Find every line of the listing below where "name" appears, and copy it.
++++ DATA FOR THIS TASK
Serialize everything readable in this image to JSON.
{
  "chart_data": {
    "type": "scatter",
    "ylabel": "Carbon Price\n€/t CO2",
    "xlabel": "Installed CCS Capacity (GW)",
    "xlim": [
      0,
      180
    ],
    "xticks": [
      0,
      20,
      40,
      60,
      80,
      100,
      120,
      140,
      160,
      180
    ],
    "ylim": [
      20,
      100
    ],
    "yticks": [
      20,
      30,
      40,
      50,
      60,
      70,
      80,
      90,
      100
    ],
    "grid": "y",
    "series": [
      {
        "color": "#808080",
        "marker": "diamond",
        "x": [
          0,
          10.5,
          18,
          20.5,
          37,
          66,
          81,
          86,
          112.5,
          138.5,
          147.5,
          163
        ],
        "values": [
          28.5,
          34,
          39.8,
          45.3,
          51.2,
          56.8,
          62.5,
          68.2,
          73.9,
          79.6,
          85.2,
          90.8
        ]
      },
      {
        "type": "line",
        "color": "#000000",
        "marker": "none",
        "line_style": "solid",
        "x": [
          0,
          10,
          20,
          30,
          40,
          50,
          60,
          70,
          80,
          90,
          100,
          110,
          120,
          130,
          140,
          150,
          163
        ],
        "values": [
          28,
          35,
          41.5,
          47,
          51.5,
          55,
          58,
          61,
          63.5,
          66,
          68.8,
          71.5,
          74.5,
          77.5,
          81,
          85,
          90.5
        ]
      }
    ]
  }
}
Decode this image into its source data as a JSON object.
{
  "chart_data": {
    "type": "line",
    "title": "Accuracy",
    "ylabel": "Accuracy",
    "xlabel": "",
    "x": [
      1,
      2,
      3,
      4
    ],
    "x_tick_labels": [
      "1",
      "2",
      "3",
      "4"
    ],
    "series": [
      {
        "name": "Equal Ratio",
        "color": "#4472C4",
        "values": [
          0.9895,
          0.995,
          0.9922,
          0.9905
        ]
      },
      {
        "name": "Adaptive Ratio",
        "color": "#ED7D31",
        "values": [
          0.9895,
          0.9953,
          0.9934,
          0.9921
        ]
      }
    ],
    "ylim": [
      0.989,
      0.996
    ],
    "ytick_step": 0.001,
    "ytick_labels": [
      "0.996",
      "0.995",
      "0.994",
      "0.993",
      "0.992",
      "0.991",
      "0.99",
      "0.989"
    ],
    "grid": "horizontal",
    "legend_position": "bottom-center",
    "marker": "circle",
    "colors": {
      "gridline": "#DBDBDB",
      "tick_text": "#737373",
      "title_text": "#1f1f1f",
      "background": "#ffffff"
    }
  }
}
++++++++
ANSWER TO THE PROBLEM
        "name": "Equal Ratio",
        "name": "Adaptive Ratio",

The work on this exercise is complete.